WHAT YOU HAVE TO DO: Reproduce verbatim the items from the start through the line containing "star — [299, 81, 300, 82]", both ends included.

EXTRACTED DATA:
►
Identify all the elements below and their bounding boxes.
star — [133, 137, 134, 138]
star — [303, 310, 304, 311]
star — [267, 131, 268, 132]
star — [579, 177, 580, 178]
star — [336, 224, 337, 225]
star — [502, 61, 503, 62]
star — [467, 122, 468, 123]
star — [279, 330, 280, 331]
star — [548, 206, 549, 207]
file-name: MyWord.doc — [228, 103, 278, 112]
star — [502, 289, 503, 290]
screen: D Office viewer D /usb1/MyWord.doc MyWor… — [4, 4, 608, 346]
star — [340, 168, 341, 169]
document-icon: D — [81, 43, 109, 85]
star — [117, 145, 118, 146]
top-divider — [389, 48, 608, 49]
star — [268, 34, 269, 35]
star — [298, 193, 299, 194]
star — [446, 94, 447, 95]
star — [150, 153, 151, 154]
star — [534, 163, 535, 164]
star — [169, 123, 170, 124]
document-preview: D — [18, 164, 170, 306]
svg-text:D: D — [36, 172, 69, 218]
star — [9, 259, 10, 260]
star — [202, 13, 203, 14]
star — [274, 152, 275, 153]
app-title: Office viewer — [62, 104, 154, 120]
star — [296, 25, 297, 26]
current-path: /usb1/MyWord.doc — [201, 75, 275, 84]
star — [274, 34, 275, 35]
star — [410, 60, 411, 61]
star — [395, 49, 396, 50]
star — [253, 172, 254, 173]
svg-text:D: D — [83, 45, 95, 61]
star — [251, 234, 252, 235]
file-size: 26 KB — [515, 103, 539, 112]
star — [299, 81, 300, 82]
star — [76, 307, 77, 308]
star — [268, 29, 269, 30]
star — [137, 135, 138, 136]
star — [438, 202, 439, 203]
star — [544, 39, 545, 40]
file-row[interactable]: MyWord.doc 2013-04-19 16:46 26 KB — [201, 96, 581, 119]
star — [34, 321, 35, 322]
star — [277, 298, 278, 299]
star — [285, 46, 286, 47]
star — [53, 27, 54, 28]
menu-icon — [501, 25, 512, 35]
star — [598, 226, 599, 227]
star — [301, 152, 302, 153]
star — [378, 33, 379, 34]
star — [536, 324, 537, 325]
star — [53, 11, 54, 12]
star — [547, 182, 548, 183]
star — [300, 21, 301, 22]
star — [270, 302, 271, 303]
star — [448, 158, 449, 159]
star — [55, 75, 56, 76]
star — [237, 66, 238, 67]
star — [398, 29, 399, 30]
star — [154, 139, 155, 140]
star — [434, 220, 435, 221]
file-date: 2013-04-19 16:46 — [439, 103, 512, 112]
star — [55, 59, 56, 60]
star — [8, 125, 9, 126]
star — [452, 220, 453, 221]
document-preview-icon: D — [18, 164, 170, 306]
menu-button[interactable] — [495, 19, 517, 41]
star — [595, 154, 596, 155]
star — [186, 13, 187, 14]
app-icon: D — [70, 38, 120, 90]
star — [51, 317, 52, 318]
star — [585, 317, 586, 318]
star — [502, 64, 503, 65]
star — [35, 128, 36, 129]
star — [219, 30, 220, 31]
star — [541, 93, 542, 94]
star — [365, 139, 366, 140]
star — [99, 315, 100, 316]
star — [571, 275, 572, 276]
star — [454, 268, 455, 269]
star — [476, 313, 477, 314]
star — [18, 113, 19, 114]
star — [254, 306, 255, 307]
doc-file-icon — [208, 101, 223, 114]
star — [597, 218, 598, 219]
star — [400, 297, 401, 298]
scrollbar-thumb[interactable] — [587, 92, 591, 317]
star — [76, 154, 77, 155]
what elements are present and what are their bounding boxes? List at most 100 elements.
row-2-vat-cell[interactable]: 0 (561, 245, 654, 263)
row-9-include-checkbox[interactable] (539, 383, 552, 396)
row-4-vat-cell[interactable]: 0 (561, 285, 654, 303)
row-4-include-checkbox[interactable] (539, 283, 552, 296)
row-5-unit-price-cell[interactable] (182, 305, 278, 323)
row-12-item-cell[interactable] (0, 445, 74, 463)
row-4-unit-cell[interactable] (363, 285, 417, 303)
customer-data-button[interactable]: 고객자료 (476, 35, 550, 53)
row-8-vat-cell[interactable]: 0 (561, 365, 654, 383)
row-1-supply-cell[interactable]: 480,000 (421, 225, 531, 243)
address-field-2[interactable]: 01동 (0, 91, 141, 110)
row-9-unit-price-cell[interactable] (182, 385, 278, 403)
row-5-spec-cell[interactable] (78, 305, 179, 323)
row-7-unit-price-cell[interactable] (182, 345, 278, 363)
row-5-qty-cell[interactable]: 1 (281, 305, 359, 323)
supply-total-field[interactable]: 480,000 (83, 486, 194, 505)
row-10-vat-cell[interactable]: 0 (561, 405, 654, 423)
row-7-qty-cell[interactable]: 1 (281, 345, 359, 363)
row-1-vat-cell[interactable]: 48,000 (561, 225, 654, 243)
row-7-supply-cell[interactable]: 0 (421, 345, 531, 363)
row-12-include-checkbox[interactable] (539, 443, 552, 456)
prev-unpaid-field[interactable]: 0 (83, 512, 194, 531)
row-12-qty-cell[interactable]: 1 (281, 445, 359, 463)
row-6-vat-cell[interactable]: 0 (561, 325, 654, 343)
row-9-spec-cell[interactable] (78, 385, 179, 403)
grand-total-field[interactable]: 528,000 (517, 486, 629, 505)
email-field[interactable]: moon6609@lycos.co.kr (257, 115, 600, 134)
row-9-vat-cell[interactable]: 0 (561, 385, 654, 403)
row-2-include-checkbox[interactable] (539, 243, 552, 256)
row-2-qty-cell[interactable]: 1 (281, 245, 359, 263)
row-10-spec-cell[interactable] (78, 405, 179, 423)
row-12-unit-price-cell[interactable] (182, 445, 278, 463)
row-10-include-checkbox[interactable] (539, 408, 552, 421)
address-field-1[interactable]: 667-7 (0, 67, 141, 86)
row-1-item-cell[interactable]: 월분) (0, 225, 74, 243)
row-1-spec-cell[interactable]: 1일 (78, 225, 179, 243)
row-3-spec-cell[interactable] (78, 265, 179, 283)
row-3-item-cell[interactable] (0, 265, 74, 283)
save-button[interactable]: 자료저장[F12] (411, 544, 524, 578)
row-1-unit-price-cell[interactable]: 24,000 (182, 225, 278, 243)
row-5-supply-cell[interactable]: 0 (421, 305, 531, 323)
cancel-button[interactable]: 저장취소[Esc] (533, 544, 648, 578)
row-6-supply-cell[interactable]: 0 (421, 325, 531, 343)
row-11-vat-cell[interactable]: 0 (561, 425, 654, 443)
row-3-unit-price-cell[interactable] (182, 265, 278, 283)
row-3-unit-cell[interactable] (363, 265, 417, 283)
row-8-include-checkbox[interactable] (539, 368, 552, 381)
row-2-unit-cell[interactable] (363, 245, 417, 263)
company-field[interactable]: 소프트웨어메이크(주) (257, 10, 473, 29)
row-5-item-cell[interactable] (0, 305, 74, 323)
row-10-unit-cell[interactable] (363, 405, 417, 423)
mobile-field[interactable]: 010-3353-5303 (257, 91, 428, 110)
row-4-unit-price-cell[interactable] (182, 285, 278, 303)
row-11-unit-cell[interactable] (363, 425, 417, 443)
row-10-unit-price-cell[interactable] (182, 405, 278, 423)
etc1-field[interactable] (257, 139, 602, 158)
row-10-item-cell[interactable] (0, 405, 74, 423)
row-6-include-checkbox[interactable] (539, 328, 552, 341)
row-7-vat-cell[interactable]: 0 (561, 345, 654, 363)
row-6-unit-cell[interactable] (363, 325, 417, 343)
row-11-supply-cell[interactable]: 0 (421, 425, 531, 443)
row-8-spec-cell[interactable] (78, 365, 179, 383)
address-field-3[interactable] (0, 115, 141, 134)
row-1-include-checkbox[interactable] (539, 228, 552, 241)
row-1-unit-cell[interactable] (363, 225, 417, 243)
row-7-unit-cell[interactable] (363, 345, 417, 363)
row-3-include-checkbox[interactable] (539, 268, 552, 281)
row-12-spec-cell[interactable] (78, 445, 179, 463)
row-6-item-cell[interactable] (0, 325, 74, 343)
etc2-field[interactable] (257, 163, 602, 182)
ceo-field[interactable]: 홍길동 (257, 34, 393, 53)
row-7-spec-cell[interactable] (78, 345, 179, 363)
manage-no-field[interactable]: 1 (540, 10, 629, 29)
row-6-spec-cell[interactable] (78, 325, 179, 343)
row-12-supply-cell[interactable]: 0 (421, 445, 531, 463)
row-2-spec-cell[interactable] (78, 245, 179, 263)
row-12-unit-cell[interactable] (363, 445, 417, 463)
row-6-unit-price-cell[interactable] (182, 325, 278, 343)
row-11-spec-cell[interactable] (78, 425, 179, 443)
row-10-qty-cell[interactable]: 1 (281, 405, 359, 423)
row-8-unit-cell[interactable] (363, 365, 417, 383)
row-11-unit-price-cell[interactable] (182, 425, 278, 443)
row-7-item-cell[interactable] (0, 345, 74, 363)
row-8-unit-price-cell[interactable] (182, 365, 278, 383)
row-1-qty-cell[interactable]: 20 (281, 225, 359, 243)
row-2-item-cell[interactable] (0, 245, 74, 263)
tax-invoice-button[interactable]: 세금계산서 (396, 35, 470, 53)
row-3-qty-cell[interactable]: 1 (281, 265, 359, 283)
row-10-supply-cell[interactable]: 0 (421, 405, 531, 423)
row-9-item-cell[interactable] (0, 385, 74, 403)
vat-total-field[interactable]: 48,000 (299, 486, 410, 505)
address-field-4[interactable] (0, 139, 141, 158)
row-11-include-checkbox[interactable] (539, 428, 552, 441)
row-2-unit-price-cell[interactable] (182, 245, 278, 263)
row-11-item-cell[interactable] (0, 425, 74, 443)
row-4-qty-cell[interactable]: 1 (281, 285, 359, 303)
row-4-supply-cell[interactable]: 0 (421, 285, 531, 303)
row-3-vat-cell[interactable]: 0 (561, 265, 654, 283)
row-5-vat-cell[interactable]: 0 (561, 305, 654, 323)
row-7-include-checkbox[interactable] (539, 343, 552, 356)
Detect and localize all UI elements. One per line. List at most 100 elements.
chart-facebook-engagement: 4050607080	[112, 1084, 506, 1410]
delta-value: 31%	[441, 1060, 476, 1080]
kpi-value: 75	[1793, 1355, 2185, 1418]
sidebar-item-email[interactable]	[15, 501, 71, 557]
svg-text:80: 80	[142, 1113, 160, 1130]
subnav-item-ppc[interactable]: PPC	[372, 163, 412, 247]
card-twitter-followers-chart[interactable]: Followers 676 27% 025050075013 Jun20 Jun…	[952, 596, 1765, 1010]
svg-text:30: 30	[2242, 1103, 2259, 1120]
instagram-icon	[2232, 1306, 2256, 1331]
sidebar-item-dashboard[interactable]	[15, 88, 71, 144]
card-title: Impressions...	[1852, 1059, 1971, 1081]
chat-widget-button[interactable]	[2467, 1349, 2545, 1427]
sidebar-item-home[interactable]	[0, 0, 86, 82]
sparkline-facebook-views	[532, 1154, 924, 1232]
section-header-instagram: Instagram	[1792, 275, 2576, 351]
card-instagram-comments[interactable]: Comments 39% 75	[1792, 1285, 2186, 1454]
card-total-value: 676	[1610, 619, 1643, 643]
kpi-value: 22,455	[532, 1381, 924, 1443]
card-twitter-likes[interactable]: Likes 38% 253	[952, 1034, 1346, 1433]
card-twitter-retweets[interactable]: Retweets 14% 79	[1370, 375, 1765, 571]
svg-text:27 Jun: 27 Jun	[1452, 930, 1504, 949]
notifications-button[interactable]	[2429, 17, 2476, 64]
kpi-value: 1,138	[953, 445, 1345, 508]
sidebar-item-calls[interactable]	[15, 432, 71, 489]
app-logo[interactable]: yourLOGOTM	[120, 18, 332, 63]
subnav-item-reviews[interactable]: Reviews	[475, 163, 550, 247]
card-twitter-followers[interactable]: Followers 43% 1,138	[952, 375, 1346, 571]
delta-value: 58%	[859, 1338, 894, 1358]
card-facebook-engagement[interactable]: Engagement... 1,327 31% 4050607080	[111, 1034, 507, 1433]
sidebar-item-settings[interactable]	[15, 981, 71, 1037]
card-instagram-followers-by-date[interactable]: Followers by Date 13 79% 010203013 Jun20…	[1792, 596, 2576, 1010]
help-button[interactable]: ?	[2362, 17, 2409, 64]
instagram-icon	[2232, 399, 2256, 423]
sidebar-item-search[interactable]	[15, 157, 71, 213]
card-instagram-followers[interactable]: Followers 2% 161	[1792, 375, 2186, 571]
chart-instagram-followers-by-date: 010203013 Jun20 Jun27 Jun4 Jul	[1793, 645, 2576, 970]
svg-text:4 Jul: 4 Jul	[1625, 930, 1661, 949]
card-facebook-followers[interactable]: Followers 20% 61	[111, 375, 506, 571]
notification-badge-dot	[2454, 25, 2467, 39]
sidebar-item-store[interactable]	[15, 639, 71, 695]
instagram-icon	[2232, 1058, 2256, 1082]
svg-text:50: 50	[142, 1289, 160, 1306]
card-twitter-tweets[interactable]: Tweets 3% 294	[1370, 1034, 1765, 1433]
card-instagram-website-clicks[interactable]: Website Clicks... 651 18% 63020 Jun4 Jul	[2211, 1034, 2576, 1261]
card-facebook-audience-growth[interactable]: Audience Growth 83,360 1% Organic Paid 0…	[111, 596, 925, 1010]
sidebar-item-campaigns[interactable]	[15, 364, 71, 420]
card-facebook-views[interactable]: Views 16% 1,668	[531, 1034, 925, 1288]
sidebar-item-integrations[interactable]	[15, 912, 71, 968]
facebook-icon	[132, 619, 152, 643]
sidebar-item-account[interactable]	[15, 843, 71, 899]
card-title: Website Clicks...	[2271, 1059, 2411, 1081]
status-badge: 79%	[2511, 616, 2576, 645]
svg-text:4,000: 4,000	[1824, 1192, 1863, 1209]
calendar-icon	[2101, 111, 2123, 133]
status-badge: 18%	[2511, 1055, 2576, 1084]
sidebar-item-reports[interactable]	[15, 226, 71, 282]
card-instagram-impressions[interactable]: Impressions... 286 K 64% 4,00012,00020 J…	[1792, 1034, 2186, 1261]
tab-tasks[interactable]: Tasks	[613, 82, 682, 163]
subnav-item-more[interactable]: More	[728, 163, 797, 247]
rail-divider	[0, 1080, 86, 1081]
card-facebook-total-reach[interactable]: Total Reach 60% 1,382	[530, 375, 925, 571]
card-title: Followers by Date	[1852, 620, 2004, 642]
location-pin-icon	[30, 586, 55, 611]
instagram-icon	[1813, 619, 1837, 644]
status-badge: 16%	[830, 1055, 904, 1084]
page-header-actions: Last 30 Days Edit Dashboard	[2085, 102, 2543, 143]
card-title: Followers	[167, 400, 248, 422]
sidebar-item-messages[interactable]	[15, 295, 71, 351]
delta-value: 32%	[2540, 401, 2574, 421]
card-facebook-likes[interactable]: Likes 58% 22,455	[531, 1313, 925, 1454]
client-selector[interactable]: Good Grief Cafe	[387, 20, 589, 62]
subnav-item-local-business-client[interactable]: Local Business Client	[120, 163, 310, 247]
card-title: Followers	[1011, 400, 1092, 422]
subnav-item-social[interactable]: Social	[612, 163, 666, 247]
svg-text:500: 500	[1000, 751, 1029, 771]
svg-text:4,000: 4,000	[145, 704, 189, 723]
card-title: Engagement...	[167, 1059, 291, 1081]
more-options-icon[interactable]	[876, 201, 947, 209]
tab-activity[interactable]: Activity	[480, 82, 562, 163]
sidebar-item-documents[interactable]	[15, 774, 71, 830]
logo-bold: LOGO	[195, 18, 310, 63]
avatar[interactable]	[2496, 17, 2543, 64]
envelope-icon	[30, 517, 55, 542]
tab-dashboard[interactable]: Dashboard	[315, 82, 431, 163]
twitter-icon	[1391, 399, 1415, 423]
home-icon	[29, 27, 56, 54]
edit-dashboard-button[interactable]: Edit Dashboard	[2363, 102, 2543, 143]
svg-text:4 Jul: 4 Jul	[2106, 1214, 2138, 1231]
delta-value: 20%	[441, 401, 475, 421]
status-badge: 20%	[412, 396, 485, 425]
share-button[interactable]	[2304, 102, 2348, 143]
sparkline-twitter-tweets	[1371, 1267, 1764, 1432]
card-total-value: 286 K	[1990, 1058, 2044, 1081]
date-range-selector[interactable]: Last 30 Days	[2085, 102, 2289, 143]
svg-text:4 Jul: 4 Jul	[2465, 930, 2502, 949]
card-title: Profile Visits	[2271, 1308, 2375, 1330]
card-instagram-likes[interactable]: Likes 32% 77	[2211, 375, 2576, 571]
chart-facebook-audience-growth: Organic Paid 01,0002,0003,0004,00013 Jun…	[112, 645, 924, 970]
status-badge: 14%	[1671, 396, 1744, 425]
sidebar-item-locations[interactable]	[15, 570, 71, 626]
◄
ANSWER TO THE PROBLEM:
Identify all the elements below and their bounding boxes.
star — [133, 137, 134, 138]
star — [303, 310, 304, 311]
star — [267, 131, 268, 132]
star — [579, 177, 580, 178]
star — [336, 224, 337, 225]
star — [502, 61, 503, 62]
star — [467, 122, 468, 123]
star — [279, 330, 280, 331]
star — [548, 206, 549, 207]
file-name: MyWord.doc — [228, 103, 278, 112]
star — [502, 289, 503, 290]
screen: D Office viewer D /usb1/MyWord.doc MyWor… — [4, 4, 608, 346]
star — [340, 168, 341, 169]
document-icon: D — [81, 43, 109, 85]
star — [117, 145, 118, 146]
top-divider — [389, 48, 608, 49]
star — [268, 34, 269, 35]
star — [298, 193, 299, 194]
star — [446, 94, 447, 95]
star — [150, 153, 151, 154]
star — [534, 163, 535, 164]
star — [169, 123, 170, 124]
document-preview: D — [18, 164, 170, 306]
svg-text:D: D — [36, 172, 69, 218]
star — [9, 259, 10, 260]
star — [202, 13, 203, 14]
star — [274, 152, 275, 153]
app-title: Office viewer — [62, 104, 154, 120]
star — [296, 25, 297, 26]
current-path: /usb1/MyWord.doc — [201, 75, 275, 84]
star — [274, 34, 275, 35]
star — [410, 60, 411, 61]
star — [395, 49, 396, 50]
star — [253, 172, 254, 173]
svg-text:D: D — [83, 45, 95, 61]
star — [251, 234, 252, 235]
file-size: 26 KB — [515, 103, 539, 112]
star — [299, 81, 300, 82]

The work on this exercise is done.